> [WHAT YOU NEED TO DO]:
Produce an exact copy of all the records.

----- ENTRIES -----

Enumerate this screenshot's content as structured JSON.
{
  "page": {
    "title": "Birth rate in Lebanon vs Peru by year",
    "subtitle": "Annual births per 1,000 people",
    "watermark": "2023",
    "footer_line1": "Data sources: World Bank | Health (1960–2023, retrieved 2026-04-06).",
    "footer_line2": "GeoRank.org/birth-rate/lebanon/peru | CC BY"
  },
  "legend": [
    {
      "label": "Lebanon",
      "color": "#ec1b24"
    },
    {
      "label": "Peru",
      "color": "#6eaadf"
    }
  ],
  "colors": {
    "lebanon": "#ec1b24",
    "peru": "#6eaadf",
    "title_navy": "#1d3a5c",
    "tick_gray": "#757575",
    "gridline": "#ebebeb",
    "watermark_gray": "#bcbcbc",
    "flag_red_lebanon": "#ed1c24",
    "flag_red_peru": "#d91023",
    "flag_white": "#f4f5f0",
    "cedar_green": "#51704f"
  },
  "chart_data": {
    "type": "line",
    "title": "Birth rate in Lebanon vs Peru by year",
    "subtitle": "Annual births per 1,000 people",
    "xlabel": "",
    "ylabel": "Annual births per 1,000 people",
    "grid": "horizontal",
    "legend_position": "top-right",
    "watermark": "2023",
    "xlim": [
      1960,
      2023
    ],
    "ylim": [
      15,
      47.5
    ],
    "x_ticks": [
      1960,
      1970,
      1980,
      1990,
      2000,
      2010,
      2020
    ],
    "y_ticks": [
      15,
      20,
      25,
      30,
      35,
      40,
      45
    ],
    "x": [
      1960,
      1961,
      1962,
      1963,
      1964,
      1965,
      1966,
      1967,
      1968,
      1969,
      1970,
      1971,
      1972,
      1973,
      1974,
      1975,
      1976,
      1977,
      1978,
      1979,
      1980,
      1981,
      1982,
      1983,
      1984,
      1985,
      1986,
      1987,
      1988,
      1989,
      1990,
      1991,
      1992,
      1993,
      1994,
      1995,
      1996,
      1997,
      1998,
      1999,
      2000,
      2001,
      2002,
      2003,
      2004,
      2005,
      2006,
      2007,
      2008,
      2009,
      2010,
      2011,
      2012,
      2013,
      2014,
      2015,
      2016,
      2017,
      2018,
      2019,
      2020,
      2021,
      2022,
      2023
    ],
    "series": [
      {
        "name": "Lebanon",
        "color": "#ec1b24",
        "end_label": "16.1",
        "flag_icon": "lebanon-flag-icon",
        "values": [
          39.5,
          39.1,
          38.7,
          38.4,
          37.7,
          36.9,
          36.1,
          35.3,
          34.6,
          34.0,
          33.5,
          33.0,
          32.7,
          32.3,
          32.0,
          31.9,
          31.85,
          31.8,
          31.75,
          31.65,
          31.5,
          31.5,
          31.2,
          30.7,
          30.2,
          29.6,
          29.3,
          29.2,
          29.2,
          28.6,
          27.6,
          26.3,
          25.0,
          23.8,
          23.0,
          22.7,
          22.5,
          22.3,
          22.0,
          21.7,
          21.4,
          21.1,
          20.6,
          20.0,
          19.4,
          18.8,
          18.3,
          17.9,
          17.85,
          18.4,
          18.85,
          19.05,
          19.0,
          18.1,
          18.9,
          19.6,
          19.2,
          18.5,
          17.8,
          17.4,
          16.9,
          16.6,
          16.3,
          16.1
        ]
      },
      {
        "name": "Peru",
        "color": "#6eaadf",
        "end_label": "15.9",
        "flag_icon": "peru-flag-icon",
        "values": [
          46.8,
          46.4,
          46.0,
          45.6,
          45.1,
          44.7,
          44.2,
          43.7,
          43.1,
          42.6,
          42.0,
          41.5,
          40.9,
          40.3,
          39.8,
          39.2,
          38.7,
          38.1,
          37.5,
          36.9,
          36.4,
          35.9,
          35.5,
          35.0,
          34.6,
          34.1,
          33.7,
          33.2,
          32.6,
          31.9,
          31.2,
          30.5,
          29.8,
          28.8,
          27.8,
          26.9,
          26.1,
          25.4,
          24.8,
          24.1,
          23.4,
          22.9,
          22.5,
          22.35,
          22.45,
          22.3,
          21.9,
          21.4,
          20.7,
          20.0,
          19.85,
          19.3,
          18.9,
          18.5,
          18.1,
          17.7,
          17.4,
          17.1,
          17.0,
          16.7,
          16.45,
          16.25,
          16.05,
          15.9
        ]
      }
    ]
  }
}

-----

> [THE SOLUTION]:
Enumerate this screenshot's content as structured JSON.
{
  "page": {
    "title": "Birth rate in Lebanon vs Peru by year",
    "subtitle": "Annual births per 1,000 people",
    "watermark": "2023",
    "footer_line1": "Data sources: World Bank | Health (1960–2023, retrieved 2026-04-06).",
    "footer_line2": "GeoRank.org/birth-rate/lebanon/peru | CC BY"
  },
  "legend": [
    {
      "label": "Lebanon",
      "color": "#ec1b24"
    },
    {
      "label": "Peru",
      "color": "#6eaadf"
    }
  ],
  "colors": {
    "lebanon": "#ec1b24",
    "peru": "#6eaadf",
    "title_navy": "#1d3a5c",
    "tick_gray": "#757575",
    "gridline": "#ebebeb",
    "watermark_gray": "#bcbcbc",
    "flag_red_lebanon": "#ed1c24",
    "flag_red_peru": "#d91023",
    "flag_white": "#f4f5f0",
    "cedar_green": "#51704f"
  },
  "chart_data": {
    "type": "line",
    "title": "Birth rate in Lebanon vs Peru by year",
    "subtitle": "Annual births per 1,000 people",
    "xlabel": "",
    "ylabel": "Annual births per 1,000 people",
    "grid": "horizontal",
    "legend_position": "top-right",
    "watermark": "2023",
    "xlim": [
      1960,
      2023
    ],
    "ylim": [
      15,
      47.5
    ],
    "x_ticks": [
      1960,
      1970,
      1980,
      1990,
      2000,
      2010,
      2020
    ],
    "y_ticks": [
      15,
      20,
      25,
      30,
      35,
      40,
      45
    ],
    "x": [
      1960,
      1961,
      1962,
      1963,
      1964,
      1965,
      1966,
      1967,
      1968,
      1969,
      1970,
      1971,
      1972,
      1973,
      1974,
      1975,
      1976,
      1977,
      1978,
      1979,
      1980,
      1981,
      1982,
      1983,
      1984,
      1985,
      1986,
      1987,
      1988,
      1989,
      1990,
      1991,
      1992,
      1993,
      1994,
      1995,
      1996,
      1997,
      1998,
      1999,
      2000,
      2001,
      2002,
      2003,
      2004,
      2005,
      2006,
      2007,
      2008,
      2009,
      2010,
      2011,
      2012,
      2013,
      2014,
      2015,
      2016,
      2017,
      2018,
      2019,
      2020,
      2021,
      2022,
      2023
    ],
    "series": [
      {
        "name": "Lebanon",
        "color": "#ec1b24",
        "end_label": "16.1",
        "flag_icon": "lebanon-flag-icon",
        "values": [
          39.5,
          39.1,
          38.7,
          38.4,
          37.7,
          36.9,
          36.1,
          35.3,
          34.6,
          34.0,
          33.5,
          33.0,
          32.7,
          32.3,
          32.0,
          31.9,
          31.85,
          31.8,
          31.75,
          31.65,
          31.5,
          31.5,
          31.2,
          30.7,
          30.2,
          29.6,
          29.3,
          29.2,
          29.2,
          28.6,
          27.6,
          26.3,
          25.0,
          23.8,
          23.0,
          22.7,
          22.5,
          22.3,
          22.0,
          21.7,
          21.4,
          21.1,
          20.6,
          20.0,
          19.4,
          18.8,
          18.3,
          17.9,
          17.85,
          18.4,
          18.85,
          19.05,
          19.0,
          18.1,
          18.9,
          19.6,
          19.2,
          18.5,
          17.8,
          17.4,
          16.9,
          16.6,
          16.3,
          16.1
        ]
      },
      {
        "name": "Peru",
        "color": "#6eaadf",
        "end_label": "15.9",
        "flag_icon": "peru-flag-icon",
        "values": [
          46.8,
          46.4,
          46.0,
          45.6,
          45.1,
          44.7,
          44.2,
          43.7,
          43.1,
          42.6,
          42.0,
          41.5,
          40.9,
          40.3,
          39.8,
          39.2,
          38.7,
          38.1,
          37.5,
          36.9,
          36.4,
          35.9,
          35.5,
          35.0,
          34.6,
          34.1,
          33.7,
          33.2,
          32.6,
          31.9,
          31.2,
          30.5,
          29.8,
          28.8,
          27.8,
          26.9,
          26.1,
          25.4,
          24.8,
          24.1,
          23.4,
          22.9,
          22.5,
          22.35,
          22.45,
          22.3,
          21.9,
          21.4,
          20.7,
          20.0,
          19.85,
          19.3,
          18.9,
          18.5,
          18.1,
          17.7,
          17.4,
          17.1,
          17.0,
          16.7,
          16.45,
          16.25,
          16.05,
          15.9
        ]
      }
    ]
  }
}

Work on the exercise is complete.